GOAL OF THE EXERCISE
Give back the whole listing exactly as written, leaving out each picture.
------
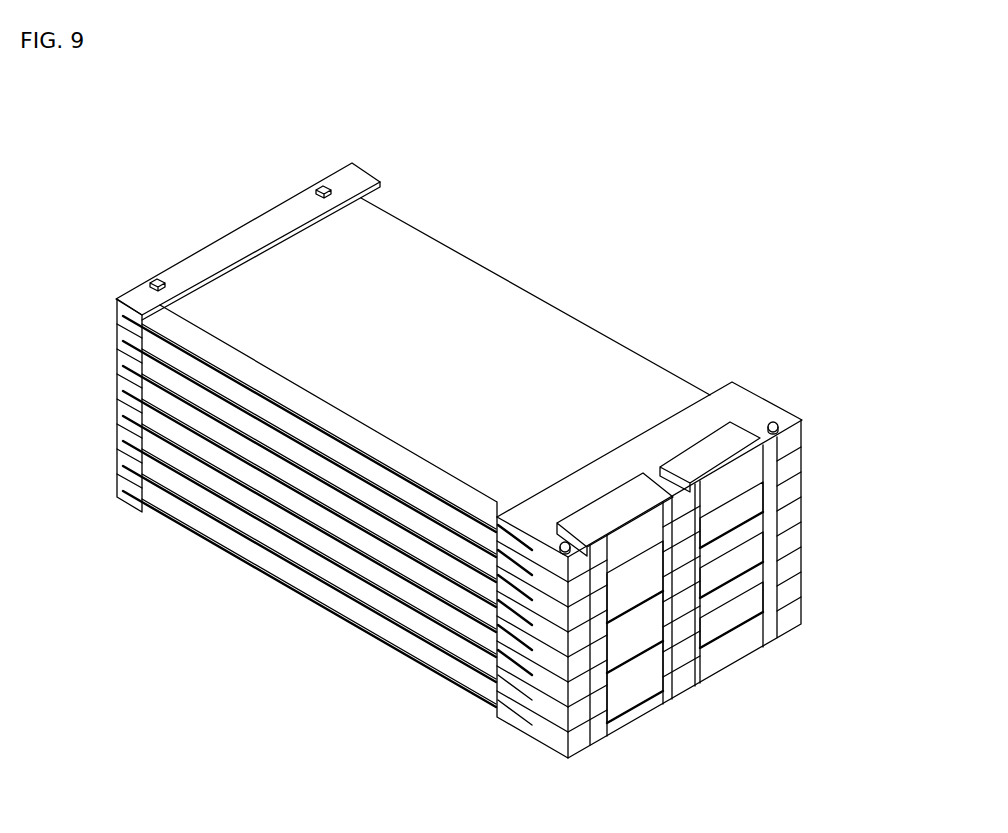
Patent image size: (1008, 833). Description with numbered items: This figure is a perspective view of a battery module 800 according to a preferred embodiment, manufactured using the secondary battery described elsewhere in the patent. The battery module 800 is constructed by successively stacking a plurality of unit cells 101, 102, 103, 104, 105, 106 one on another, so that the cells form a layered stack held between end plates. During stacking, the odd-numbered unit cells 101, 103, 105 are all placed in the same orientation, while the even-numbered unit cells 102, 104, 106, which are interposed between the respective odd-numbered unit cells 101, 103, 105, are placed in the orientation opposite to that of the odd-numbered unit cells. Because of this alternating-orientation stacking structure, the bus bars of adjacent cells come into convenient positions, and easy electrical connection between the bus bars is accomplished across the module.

The battery module 800 is at (205, 231).
The unit cell 101 is at (802, 432).
The unit cell 102 is at (802, 457).
The unit cell 103 is at (802, 482).
The unit cell 104 is at (802, 507).
The unit cell 105 is at (802, 532).
The unit cell 106 is at (802, 557).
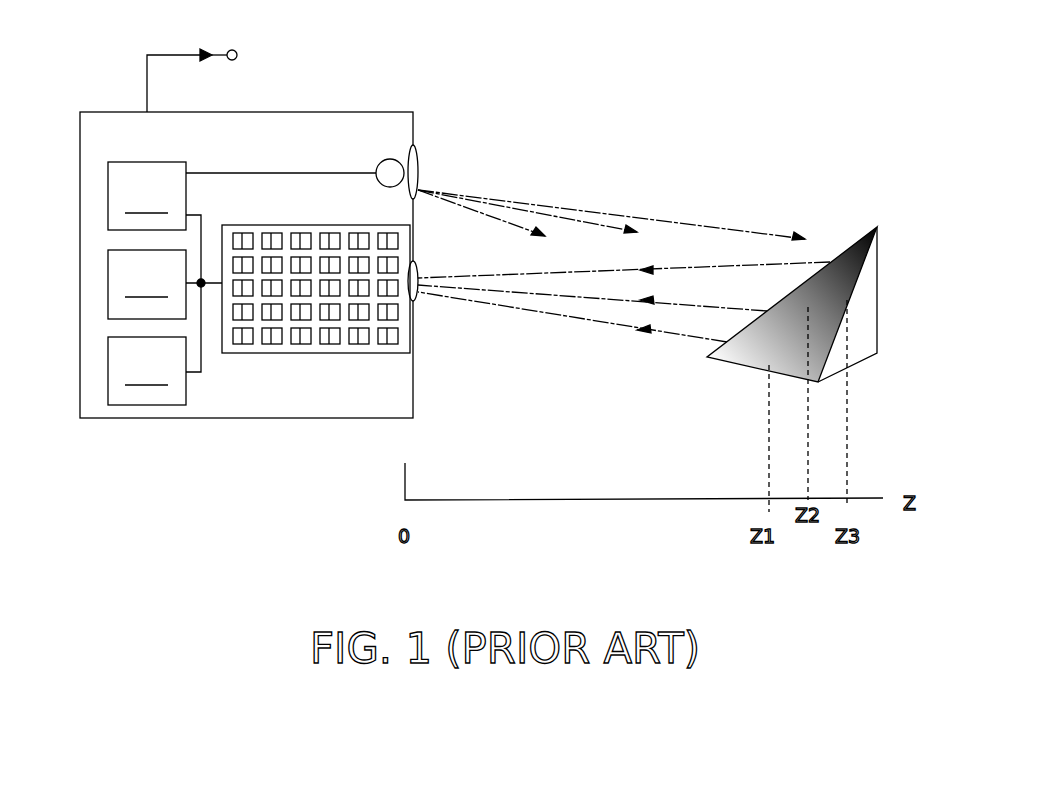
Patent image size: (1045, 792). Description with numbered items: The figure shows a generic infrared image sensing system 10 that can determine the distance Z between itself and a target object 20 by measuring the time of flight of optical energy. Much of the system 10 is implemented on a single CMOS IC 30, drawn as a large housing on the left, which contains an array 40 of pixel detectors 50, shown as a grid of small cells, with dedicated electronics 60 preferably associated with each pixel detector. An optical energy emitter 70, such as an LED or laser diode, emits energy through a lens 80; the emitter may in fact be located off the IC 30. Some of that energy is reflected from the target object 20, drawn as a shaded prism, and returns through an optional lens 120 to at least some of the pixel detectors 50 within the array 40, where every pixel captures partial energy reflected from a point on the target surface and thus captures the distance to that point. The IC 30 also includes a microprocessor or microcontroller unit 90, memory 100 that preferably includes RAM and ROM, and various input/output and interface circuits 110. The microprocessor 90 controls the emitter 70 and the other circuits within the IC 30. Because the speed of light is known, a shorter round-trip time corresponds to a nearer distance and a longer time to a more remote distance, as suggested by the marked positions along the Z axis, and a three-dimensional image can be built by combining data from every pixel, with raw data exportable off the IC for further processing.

The IR image sensing system 10 is at (380, 80).
The target object 20 is at (745, 358).
The CMOS IC 30 is at (250, 425).
The array 40 is at (302, 281).
The pixel detector 50 is at (335, 238).
The dedicated electronics 60 is at (240, 236).
The optical energy emitter 70 is at (374, 150).
The lens 80 is at (425, 157).
The microprocessor or microcontroller unit 90 is at (147, 284).
The memory 100 is at (147, 371).
The input/output and interface circuits 110 is at (147, 196).
The optional lens 120 is at (425, 302).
------
SOLUTION FOR THIS PROBLEM
Patent image size: (1008, 833). Description with numbered items: This figure is a perspective view of a battery module 800 according to a preferred embodiment, manufactured using the secondary battery described elsewhere in the patent. The battery module 800 is constructed by successively stacking a plurality of unit cells 101, 102, 103, 104, 105, 106 one on another, so that the cells form a layered stack held between end plates. During stacking, the odd-numbered unit cells 101, 103, 105 are all placed in the same orientation, while the even-numbered unit cells 102, 104, 106, which are interposed between the respective odd-numbered unit cells 101, 103, 105, are placed in the orientation opposite to that of the odd-numbered unit cells. Because of this alternating-orientation stacking structure, the bus bars of adjacent cells come into convenient positions, and easy electrical connection between the bus bars is accomplished across the module.

The battery module 800 is at (205, 231).
The unit cell 101 is at (802, 432).
The unit cell 102 is at (802, 457).
The unit cell 103 is at (802, 482).
The unit cell 104 is at (802, 507).
The unit cell 105 is at (802, 532).
The unit cell 106 is at (802, 557).
Patent image size: (1045, 792). Description with numbered items: The figure shows a generic infrared image sensing system 10 that can determine the distance Z between itself and a target object 20 by measuring the time of flight of optical energy. Much of the system 10 is implemented on a single CMOS IC 30, drawn as a large housing on the left, which contains an array 40 of pixel detectors 50, shown as a grid of small cells, with dedicated electronics 60 preferably associated with each pixel detector. An optical energy emitter 70, such as an LED or laser diode, emits energy through a lens 80; the emitter may in fact be located off the IC 30. Some of that energy is reflected from the target object 20, drawn as a shaded prism, and returns through an optional lens 120 to at least some of the pixel detectors 50 within the array 40, where every pixel captures partial energy reflected from a point on the target surface and thus captures the distance to that point. The IC 30 also includes a microprocessor or microcontroller unit 90, memory 100 that preferably includes RAM and ROM, and various input/output and interface circuits 110. The microprocessor 90 controls the emitter 70 and the other circuits within the IC 30. Because the speed of light is known, a shorter round-trip time corresponds to a nearer distance and a longer time to a more remote distance, as suggested by the marked positions along the Z axis, and a three-dimensional image can be built by combining data from every pixel, with raw data exportable off the IC for further processing.

The IR image sensing system 10 is at (380, 80).
The target object 20 is at (745, 358).
The CMOS IC 30 is at (250, 425).
The array 40 is at (302, 281).
The pixel detector 50 is at (335, 238).
The dedicated electronics 60 is at (240, 236).
The optical energy emitter 70 is at (374, 150).
The lens 80 is at (425, 157).
The microprocessor or microcontroller unit 90 is at (147, 284).
The memory 100 is at (147, 371).
The input/output and interface circuits 110 is at (147, 196).
The optional lens 120 is at (425, 302).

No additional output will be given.